## Instructions to follow
Pick out all lines of the entries that include the word "Recording" and copy them.

Dataset items
>>
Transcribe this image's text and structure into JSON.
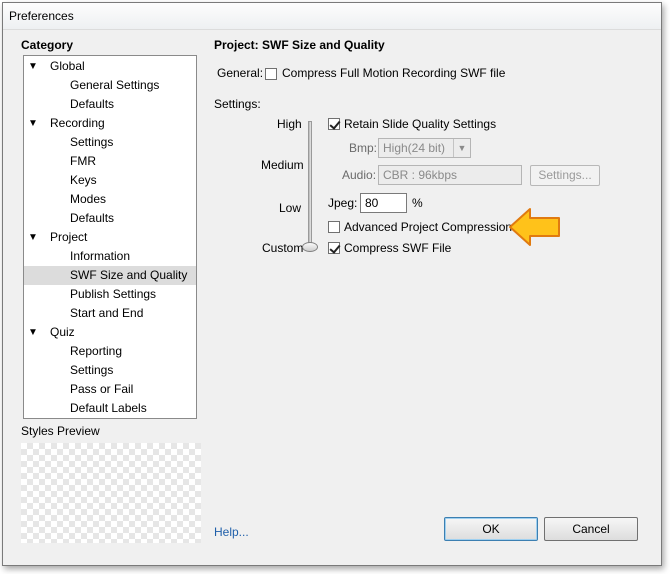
{
  "window": {
    "title": "Preferences"
  },
  "category": {
    "title": "Category",
    "tree": [
      {
        "label": "Global",
        "level": 0,
        "expanded": true
      },
      {
        "label": "General Settings",
        "level": 1
      },
      {
        "label": "Defaults",
        "level": 1
      },
      {
        "label": "Recording",
        "level": 0,
        "expanded": true
      },
      {
        "label": "Settings",
        "level": 1
      },
      {
        "label": "FMR",
        "level": 1
      },
      {
        "label": "Keys",
        "level": 1
      },
      {
        "label": "Modes",
        "level": 1
      },
      {
        "label": "Defaults",
        "level": 1
      },
      {
        "label": "Project",
        "level": 0,
        "expanded": true
      },
      {
        "label": "Information",
        "level": 1
      },
      {
        "label": "SWF Size and Quality",
        "level": 1,
        "selected": true
      },
      {
        "label": "Publish Settings",
        "level": 1
      },
      {
        "label": "Start and End",
        "level": 1
      },
      {
        "label": "Quiz",
        "level": 0,
        "expanded": true
      },
      {
        "label": "Reporting",
        "level": 1
      },
      {
        "label": "Settings",
        "level": 1
      },
      {
        "label": "Pass or Fail",
        "level": 1
      },
      {
        "label": "Default Labels",
        "level": 1
      }
    ],
    "expand_glyph": "▼"
  },
  "styles_preview": {
    "label": "Styles Preview"
  },
  "page": {
    "title": "Project: SWF Size and Quality",
    "general": {
      "label": "General:",
      "compress_fmr": {
        "label": "Compress Full Motion Recording SWF file",
        "checked": false
      }
    },
    "settings_label": "Settings:",
    "quality_levels": [
      "High",
      "Medium",
      "Low",
      "Custom"
    ],
    "quality_selected": "Custom",
    "retain_slide_quality": {
      "label": "Retain Slide Quality Settings",
      "checked": true
    },
    "bmp": {
      "label": "Bmp:",
      "value": "High(24 bit)",
      "arrow": "▼"
    },
    "audio": {
      "label": "Audio:",
      "value": "CBR : 96kbps",
      "settings_button": "Settings..."
    },
    "jpeg": {
      "label": "Jpeg:",
      "value": "80",
      "unit": "%"
    },
    "advanced_compression": {
      "label": "Advanced Project Compression",
      "checked": false
    },
    "compress_swf": {
      "label": "Compress SWF File",
      "checked": true
    }
  },
  "footer": {
    "help": "Help...",
    "ok": "OK",
    "cancel": "Cancel"
  },
  "colors": {
    "arrow_fill": "#ffc21a",
    "arrow_stroke": "#e07a10",
    "link": "#1f5faa"
  },
  "annotation": {
    "icon": "callout-arrow-icon"
  }
}
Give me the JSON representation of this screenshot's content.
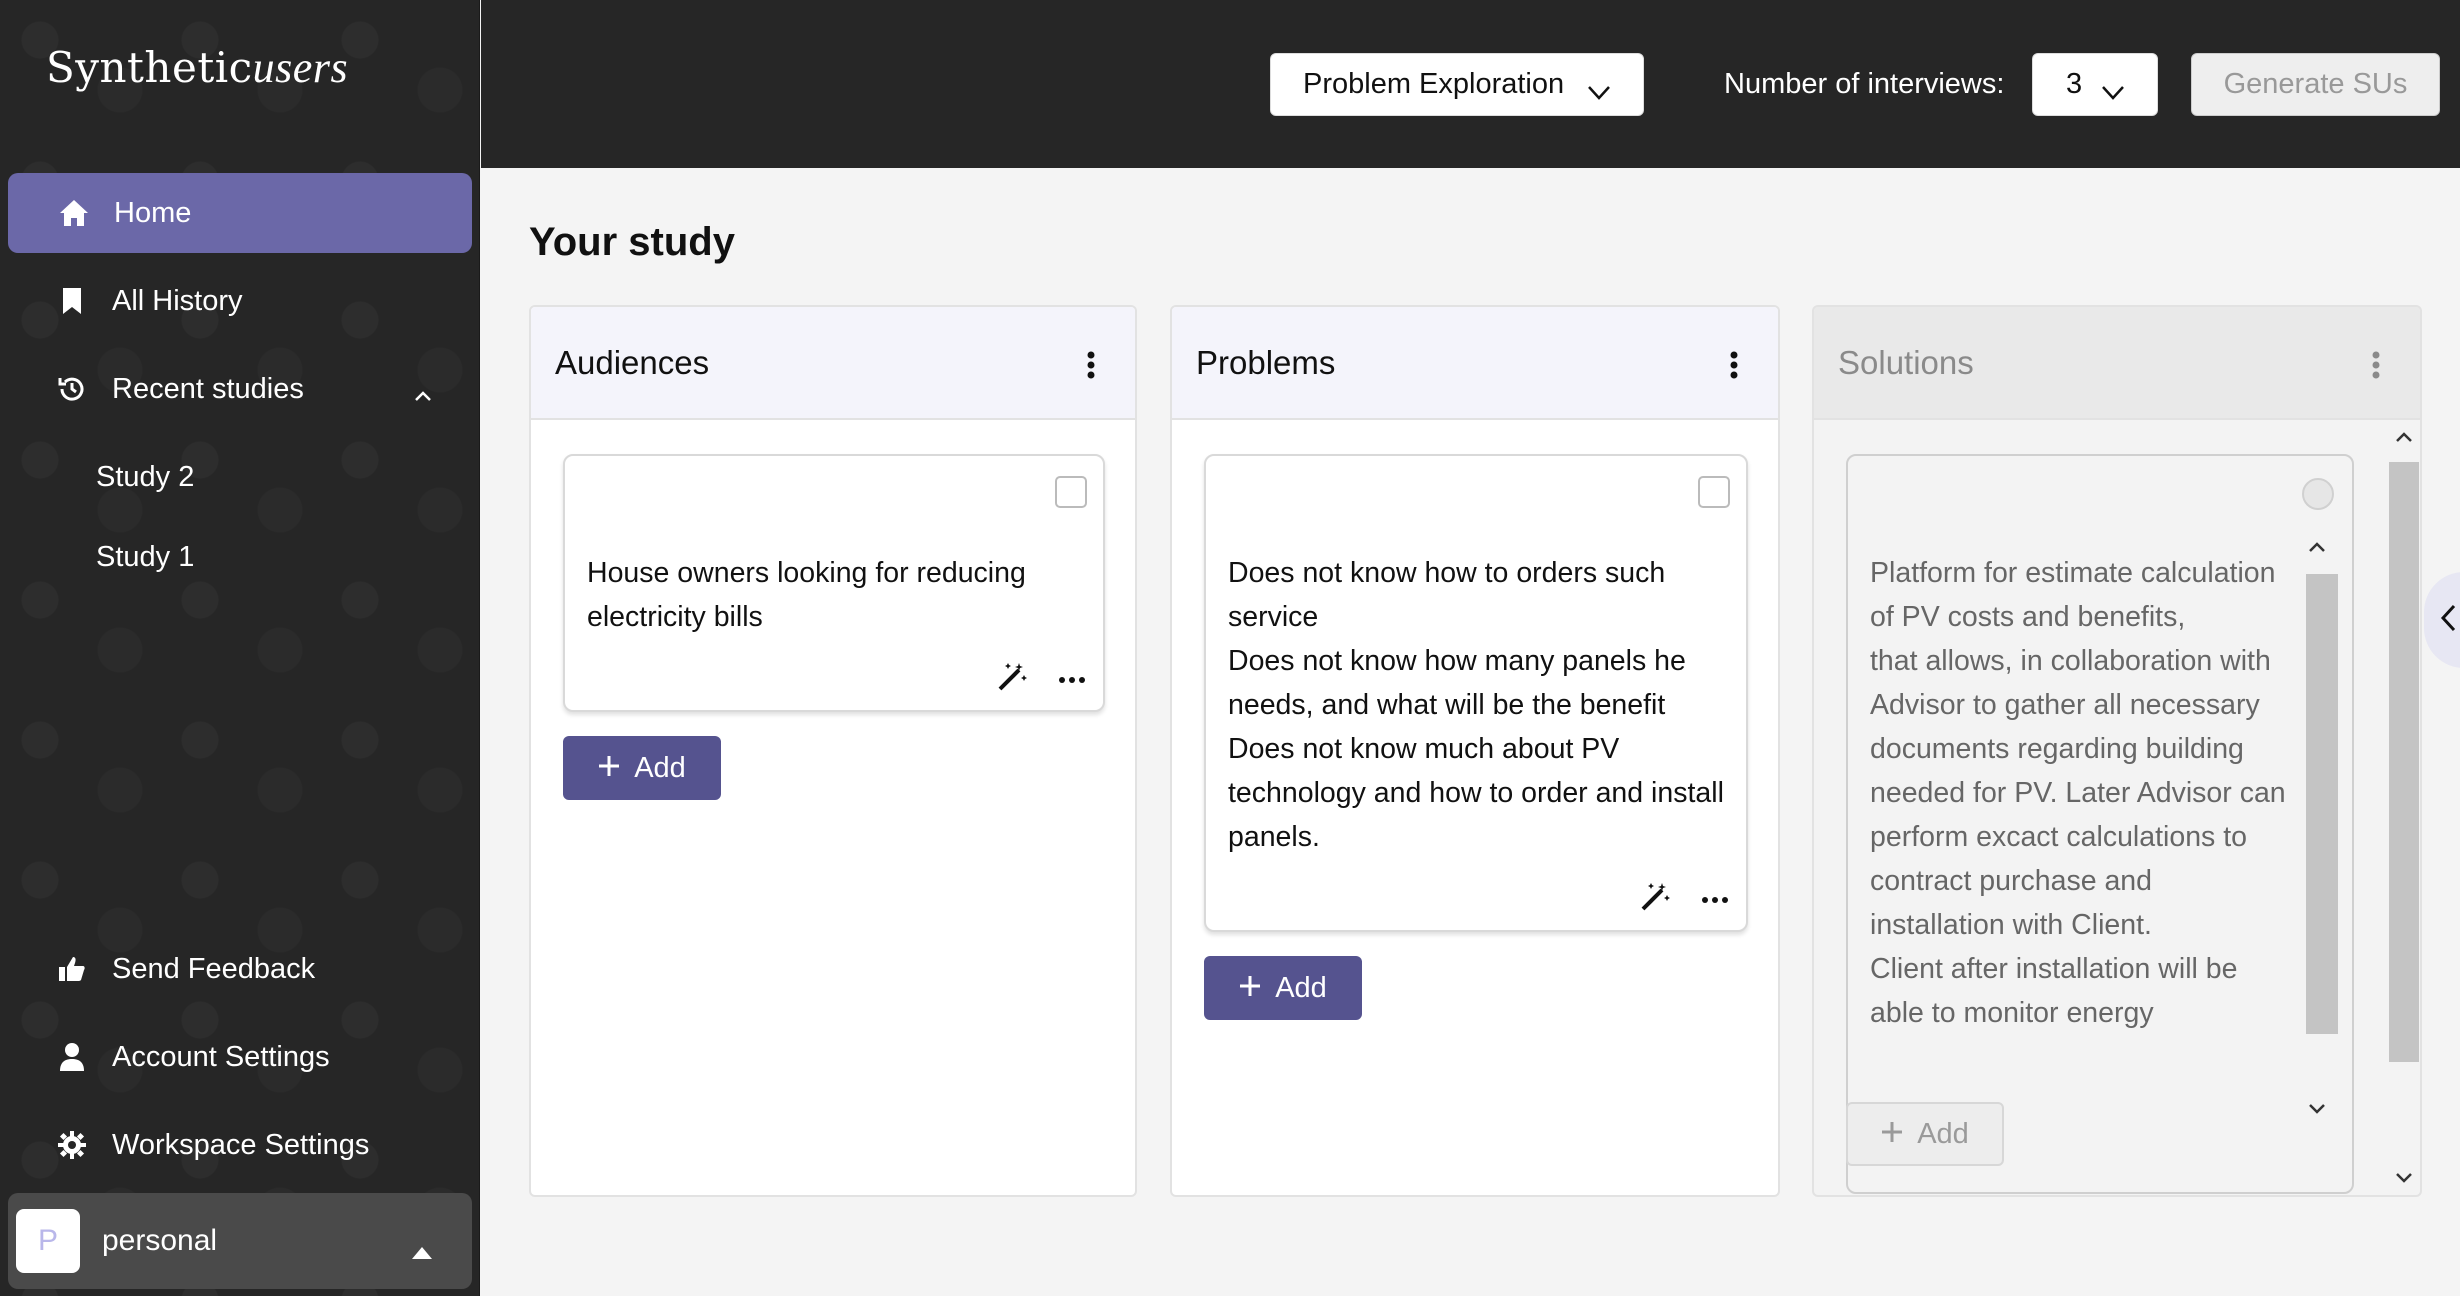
{
  "sidebar": {
    "logo_main": "Synthetic",
    "logo_script": "users",
    "items": [
      {
        "label": "Home",
        "icon": "home-icon"
      },
      {
        "label": "All History",
        "icon": "bookmark-icon"
      },
      {
        "label": "Recent studies",
        "icon": "history-icon"
      }
    ],
    "recent": [
      "Study 2",
      "Study 1"
    ],
    "bottom": [
      {
        "label": "Send Feedback",
        "icon": "thumbs-up-icon"
      },
      {
        "label": "Account Settings",
        "icon": "user-icon"
      },
      {
        "label": "Workspace Settings",
        "icon": "gear-icon"
      }
    ],
    "workspace": {
      "initial": "P",
      "name": "personal"
    }
  },
  "topbar": {
    "study_type": "Problem Exploration",
    "interviews_label": "Number of interviews:",
    "interviews_value": "3",
    "generate_label": "Generate SUs"
  },
  "main": {
    "title": "Your study",
    "columns": {
      "audiences": {
        "title": "Audiences",
        "card_text": "House owners looking for reducing electricity bills",
        "add_label": "Add"
      },
      "problems": {
        "title": "Problems",
        "card_text": "Does not know how to orders such service\nDoes not know how many panels he needs, and what will be the benefit\nDoes not know much about PV technology and how to order and install panels.",
        "add_label": "Add"
      },
      "solutions": {
        "title": "Solutions",
        "card_text": "Platform for estimate calculation of PV costs and benefits,\nthat allows, in collaboration with Advisor to gather all necessary documents regarding building needed for PV. Later Advisor can perform excact calculations to contract purchase and installation with Client.\nClient after installation will be able to monitor energy",
        "add_label": "Add"
      }
    }
  },
  "colors": {
    "accent": "#6b68a8",
    "button": "#55538f",
    "sidebar_bg": "#262626"
  }
}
<<
## Solution to this task
        "label": "Recording",
        "label": "Compress Full Motion Recording SWF file",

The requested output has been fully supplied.